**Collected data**
□ □ □ □ □ □ □

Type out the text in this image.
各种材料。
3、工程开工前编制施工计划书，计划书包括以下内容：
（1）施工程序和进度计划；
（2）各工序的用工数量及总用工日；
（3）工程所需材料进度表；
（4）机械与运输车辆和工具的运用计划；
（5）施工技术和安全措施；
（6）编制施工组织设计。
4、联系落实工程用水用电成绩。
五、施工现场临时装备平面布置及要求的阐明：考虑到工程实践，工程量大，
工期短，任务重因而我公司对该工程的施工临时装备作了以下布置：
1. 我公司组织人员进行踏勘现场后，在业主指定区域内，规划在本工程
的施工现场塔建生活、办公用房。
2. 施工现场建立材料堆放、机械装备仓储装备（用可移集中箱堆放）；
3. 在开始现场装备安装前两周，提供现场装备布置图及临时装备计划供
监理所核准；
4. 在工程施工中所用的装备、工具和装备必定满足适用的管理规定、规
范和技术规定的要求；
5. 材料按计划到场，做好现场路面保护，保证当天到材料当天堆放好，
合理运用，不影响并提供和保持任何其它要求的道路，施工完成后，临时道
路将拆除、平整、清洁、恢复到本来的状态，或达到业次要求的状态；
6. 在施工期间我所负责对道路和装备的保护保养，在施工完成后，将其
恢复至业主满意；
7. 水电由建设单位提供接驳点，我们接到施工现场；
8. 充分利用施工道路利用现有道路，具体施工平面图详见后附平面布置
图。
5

□ □ □ □ □ □ □

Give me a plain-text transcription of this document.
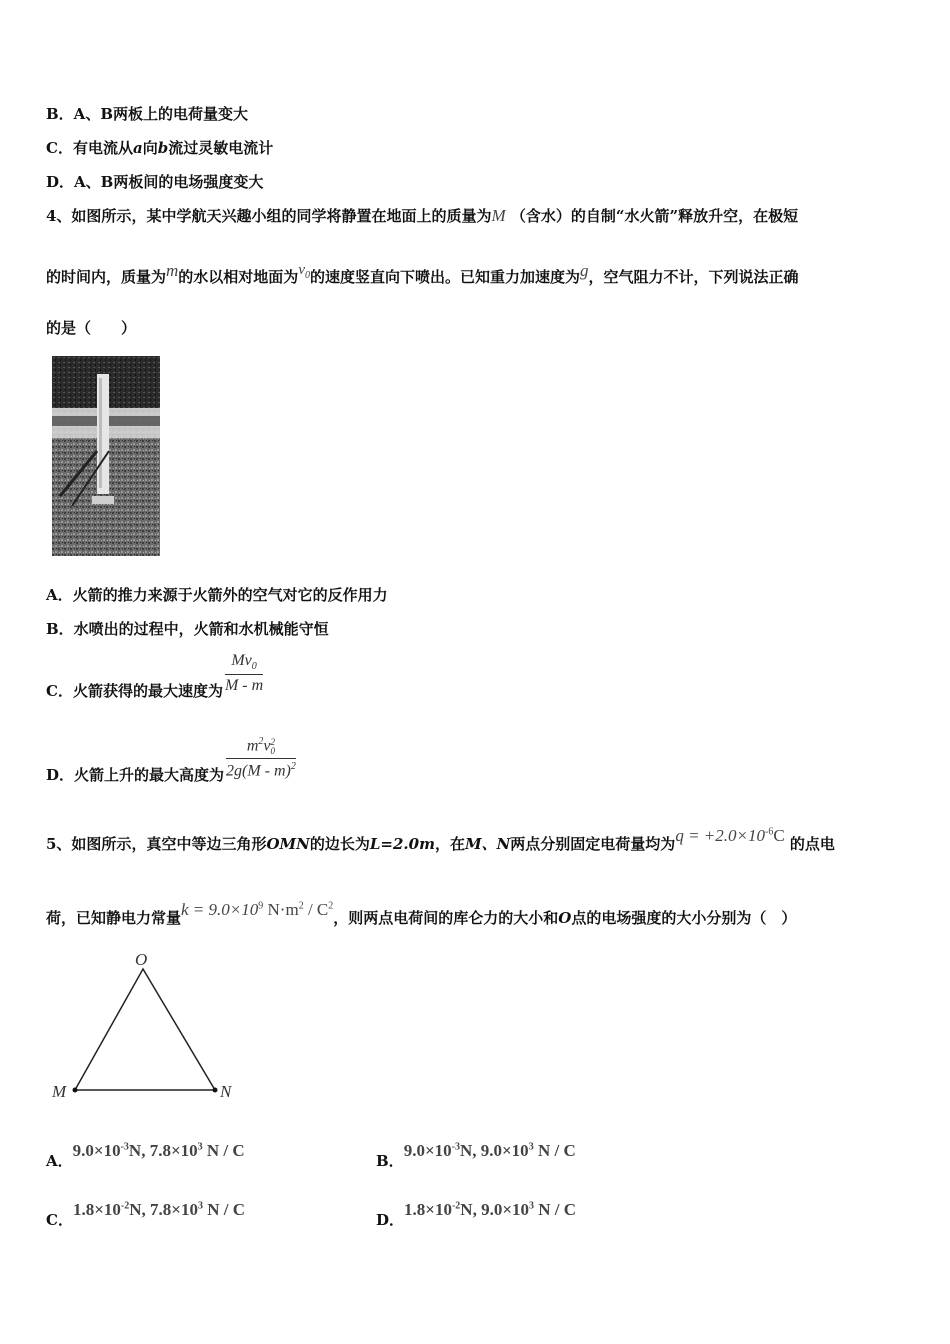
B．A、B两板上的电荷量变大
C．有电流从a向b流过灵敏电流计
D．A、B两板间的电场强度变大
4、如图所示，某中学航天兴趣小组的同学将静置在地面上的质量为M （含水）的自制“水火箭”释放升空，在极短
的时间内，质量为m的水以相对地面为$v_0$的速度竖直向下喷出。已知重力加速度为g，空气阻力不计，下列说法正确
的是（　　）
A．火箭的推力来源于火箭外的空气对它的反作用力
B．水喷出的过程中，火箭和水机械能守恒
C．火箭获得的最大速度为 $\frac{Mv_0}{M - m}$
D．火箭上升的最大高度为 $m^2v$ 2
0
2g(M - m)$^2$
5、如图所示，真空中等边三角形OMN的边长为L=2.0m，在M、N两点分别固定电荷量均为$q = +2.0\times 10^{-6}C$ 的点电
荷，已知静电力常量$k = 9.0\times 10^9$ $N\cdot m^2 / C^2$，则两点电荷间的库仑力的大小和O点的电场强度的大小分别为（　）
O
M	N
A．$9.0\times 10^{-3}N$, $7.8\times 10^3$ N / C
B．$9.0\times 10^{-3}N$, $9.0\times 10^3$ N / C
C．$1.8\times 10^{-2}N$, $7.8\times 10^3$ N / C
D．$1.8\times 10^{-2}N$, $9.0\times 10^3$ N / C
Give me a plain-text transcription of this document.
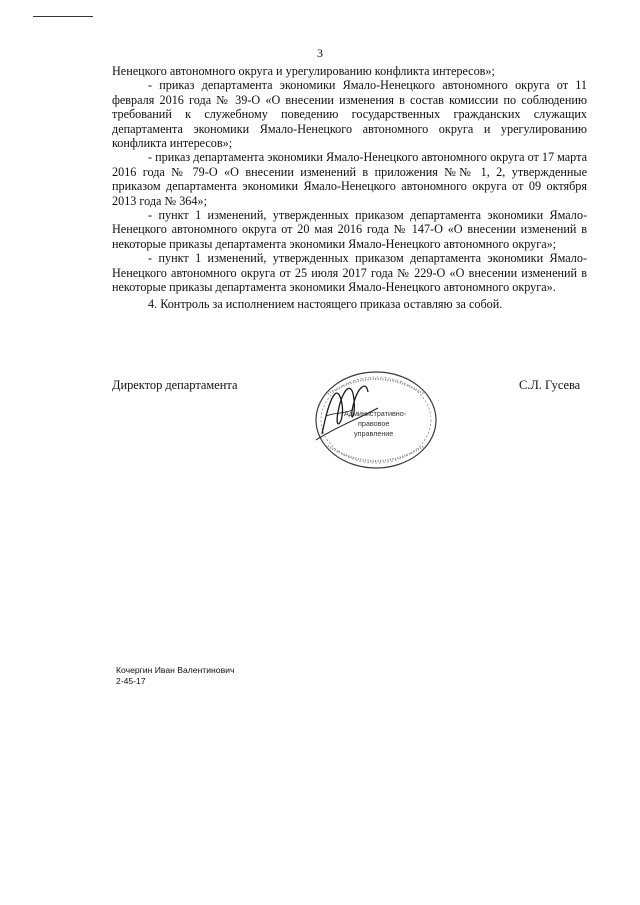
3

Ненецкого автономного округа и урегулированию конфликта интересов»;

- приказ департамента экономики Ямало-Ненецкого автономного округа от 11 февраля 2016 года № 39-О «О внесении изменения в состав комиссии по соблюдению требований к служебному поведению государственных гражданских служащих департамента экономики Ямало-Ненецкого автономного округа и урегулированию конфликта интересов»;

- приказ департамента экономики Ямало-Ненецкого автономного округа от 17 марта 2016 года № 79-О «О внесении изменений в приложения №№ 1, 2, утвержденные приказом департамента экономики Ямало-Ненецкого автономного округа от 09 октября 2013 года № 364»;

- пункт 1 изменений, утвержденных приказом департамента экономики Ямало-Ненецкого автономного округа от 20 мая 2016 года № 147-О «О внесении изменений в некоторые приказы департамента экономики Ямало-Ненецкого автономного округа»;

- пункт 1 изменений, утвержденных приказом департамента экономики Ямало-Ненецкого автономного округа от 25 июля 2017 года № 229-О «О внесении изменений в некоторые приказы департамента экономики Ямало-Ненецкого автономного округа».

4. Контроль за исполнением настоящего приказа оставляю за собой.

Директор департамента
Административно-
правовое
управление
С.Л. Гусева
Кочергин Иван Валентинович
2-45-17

□ □ □ □ □ □ □

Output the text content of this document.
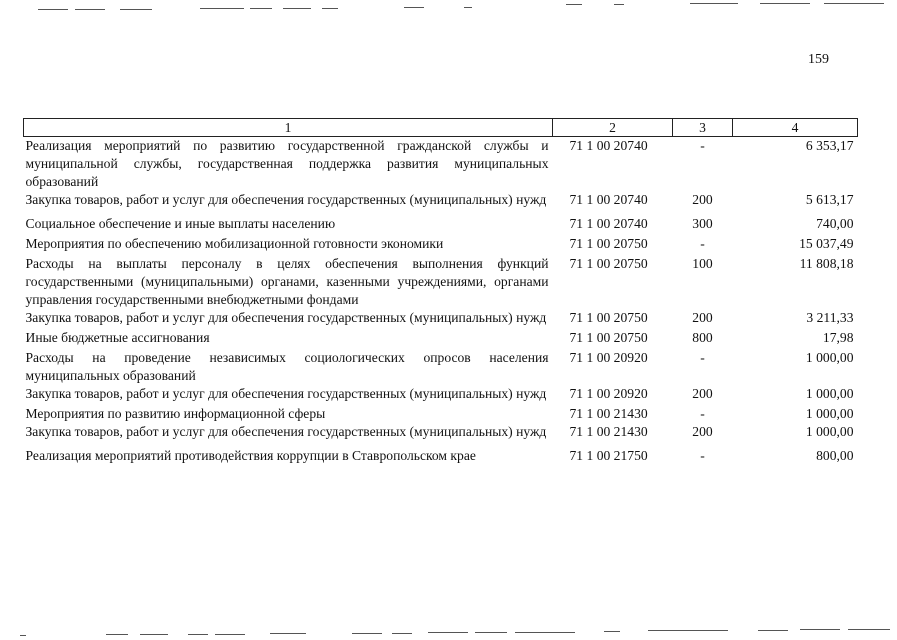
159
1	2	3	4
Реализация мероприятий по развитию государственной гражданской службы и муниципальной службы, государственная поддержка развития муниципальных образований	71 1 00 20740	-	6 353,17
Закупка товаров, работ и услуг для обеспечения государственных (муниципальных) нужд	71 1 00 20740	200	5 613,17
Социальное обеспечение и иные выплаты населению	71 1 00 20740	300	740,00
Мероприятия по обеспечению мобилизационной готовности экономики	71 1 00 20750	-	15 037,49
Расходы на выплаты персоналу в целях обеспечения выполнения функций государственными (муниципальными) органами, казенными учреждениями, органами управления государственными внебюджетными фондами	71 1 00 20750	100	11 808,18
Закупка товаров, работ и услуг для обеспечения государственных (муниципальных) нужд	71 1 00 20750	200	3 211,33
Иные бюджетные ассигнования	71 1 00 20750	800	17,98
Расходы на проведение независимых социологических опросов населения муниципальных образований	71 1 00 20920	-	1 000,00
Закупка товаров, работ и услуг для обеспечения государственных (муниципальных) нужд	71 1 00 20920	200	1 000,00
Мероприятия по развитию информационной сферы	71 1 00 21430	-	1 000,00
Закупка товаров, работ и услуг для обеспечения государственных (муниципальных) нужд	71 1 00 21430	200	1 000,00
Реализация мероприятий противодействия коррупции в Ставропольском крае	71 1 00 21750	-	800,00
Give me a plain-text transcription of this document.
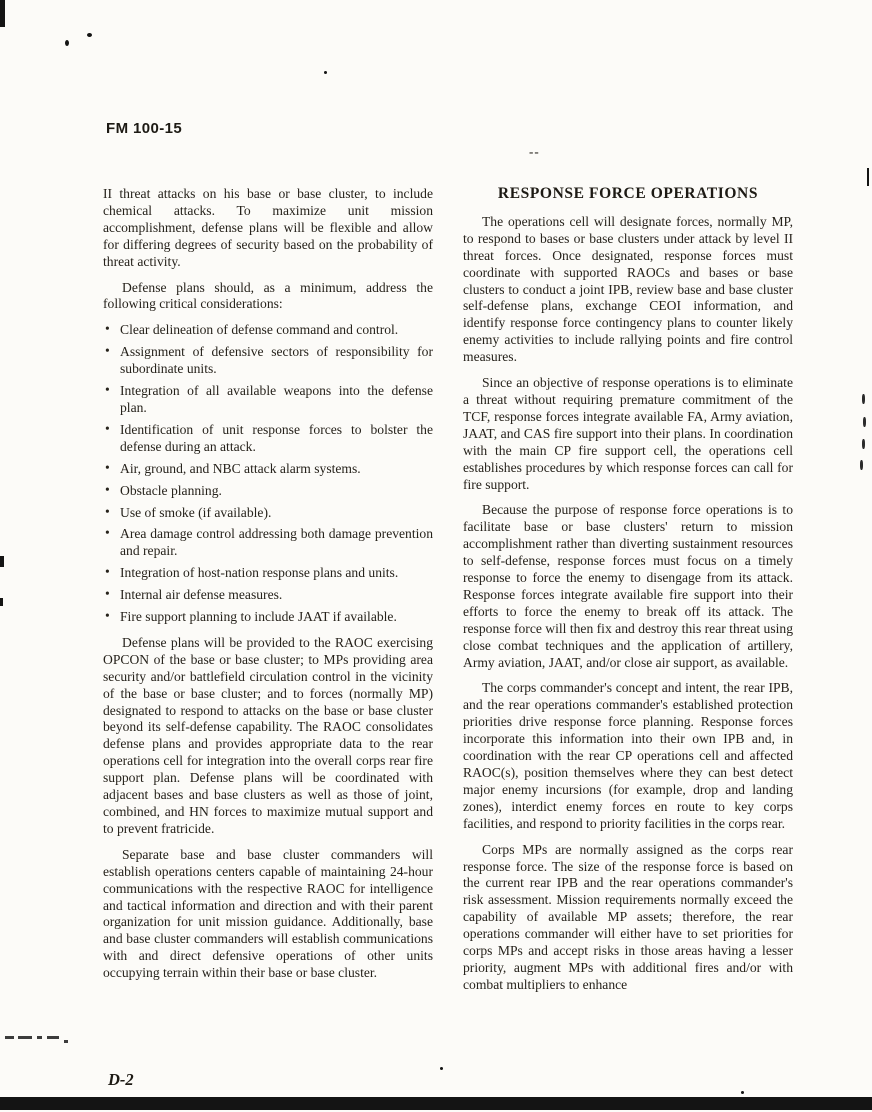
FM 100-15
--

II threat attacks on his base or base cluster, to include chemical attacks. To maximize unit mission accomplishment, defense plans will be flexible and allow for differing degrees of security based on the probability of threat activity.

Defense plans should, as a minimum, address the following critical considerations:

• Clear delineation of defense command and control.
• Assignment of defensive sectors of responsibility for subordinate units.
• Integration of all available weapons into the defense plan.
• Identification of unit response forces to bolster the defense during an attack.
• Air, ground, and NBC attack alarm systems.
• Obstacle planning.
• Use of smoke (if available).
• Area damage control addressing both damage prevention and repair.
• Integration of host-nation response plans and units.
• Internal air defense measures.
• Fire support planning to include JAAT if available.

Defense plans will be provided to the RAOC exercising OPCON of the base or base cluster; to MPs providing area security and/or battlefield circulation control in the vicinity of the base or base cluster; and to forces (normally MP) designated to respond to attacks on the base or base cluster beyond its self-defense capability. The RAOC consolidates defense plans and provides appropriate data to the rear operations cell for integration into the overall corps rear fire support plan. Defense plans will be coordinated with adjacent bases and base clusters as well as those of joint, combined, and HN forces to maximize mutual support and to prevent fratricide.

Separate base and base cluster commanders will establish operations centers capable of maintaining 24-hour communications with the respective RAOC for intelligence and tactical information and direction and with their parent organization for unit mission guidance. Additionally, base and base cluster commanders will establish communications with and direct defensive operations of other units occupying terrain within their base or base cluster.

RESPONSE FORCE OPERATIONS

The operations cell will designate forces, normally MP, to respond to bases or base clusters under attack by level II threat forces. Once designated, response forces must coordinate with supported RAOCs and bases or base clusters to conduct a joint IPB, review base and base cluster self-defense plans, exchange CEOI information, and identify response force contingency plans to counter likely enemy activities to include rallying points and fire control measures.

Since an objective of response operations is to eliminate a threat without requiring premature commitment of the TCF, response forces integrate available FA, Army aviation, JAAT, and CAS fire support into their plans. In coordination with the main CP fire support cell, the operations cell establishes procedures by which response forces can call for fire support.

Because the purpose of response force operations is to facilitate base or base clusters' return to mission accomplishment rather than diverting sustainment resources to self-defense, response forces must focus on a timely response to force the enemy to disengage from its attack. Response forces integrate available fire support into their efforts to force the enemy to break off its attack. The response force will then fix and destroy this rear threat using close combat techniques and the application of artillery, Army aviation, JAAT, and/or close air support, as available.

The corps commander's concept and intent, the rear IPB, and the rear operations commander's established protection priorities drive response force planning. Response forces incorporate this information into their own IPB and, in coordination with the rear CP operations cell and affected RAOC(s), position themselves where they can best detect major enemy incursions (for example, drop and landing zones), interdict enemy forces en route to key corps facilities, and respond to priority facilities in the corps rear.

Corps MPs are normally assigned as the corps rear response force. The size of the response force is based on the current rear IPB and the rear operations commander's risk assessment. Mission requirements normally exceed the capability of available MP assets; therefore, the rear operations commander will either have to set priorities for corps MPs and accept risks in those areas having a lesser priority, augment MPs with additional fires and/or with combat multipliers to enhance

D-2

□ □ □ □ □ □ □

**Your task**
Show every line in the records above that contains the word "мероприятий".

**Task solution**
Реализация мероприятий по развитию государственной гражданской службы и муниципальной службы, государственная поддержка развития муниципальных образований	71 1 00 20740	-	6 353,17
Реализация мероприятий противодействия коррупции в Ставропольском крае	71 1 00 21750	-	800,00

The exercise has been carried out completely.